▶ [TASK TO COMPLETE]: The data below should be restated word for word, with every picture omitted.

▶ [DATASET ROWS]:
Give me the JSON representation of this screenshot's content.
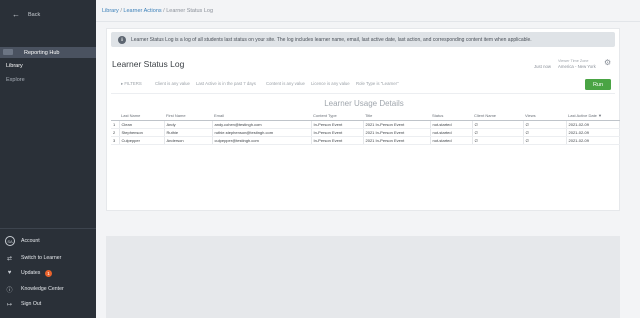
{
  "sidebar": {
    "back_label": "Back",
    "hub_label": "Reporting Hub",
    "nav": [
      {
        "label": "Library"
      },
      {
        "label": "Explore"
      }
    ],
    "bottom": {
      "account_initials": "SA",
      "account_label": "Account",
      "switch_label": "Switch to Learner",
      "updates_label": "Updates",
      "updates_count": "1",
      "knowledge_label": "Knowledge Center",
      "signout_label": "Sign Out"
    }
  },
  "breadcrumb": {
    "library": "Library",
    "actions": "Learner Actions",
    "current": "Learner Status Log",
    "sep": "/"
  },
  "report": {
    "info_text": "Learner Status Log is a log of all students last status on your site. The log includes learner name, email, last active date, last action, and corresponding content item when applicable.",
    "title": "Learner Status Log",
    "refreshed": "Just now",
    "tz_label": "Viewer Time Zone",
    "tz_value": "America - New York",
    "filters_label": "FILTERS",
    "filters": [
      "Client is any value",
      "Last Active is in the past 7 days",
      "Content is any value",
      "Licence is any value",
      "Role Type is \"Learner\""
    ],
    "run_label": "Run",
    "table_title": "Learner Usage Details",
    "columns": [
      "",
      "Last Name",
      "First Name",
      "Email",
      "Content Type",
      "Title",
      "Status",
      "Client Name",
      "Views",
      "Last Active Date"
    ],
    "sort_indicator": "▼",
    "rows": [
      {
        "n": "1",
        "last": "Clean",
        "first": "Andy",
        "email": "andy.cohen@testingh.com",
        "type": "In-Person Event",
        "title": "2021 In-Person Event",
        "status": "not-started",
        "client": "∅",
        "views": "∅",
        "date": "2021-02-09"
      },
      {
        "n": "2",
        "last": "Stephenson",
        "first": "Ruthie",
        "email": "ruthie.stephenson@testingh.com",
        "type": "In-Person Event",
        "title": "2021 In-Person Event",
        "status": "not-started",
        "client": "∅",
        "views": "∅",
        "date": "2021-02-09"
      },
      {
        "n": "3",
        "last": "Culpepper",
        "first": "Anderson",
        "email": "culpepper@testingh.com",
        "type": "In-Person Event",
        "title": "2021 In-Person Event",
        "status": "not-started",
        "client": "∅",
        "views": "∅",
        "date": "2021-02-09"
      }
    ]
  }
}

▶ [WRITTEN ANSWER]:
Give me the JSON representation of this screenshot's content.
{
  "sidebar": {
    "back_label": "Back",
    "hub_label": "Reporting Hub",
    "nav": [
      {
        "label": "Library"
      },
      {
        "label": "Explore"
      }
    ],
    "bottom": {
      "account_initials": "SA",
      "account_label": "Account",
      "switch_label": "Switch to Learner",
      "updates_label": "Updates",
      "updates_count": "1",
      "knowledge_label": "Knowledge Center",
      "signout_label": "Sign Out"
    }
  },
  "breadcrumb": {
    "library": "Library",
    "actions": "Learner Actions",
    "current": "Learner Status Log",
    "sep": "/"
  },
  "report": {
    "info_text": "Learner Status Log is a log of all students last status on your site. The log includes learner name, email, last active date, last action, and corresponding content item when applicable.",
    "title": "Learner Status Log",
    "refreshed": "Just now",
    "tz_label": "Viewer Time Zone",
    "tz_value": "America - New York",
    "filters_label": "FILTERS",
    "filters": [
      "Client is any value",
      "Last Active is in the past 7 days",
      "Content is any value",
      "Licence is any value",
      "Role Type is \"Learner\""
    ],
    "run_label": "Run",
    "table_title": "Learner Usage Details",
    "columns": [
      "",
      "Last Name",
      "First Name",
      "Email",
      "Content Type",
      "Title",
      "Status",
      "Client Name",
      "Views",
      "Last Active Date"
    ],
    "sort_indicator": "▼",
    "rows": [
      {
        "n": "1",
        "last": "Clean",
        "first": "Andy",
        "email": "andy.cohen@testingh.com",
        "type": "In-Person Event",
        "title": "2021 In-Person Event",
        "status": "not-started",
        "client": "∅",
        "views": "∅",
        "date": "2021-02-09"
      },
      {
        "n": "2",
        "last": "Stephenson",
        "first": "Ruthie",
        "email": "ruthie.stephenson@testingh.com",
        "type": "In-Person Event",
        "title": "2021 In-Person Event",
        "status": "not-started",
        "client": "∅",
        "views": "∅",
        "date": "2021-02-09"
      },
      {
        "n": "3",
        "last": "Culpepper",
        "first": "Anderson",
        "email": "culpepper@testingh.com",
        "type": "In-Person Event",
        "title": "2021 In-Person Event",
        "status": "not-started",
        "client": "∅",
        "views": "∅",
        "date": "2021-02-09"
      }
    ]
  }
}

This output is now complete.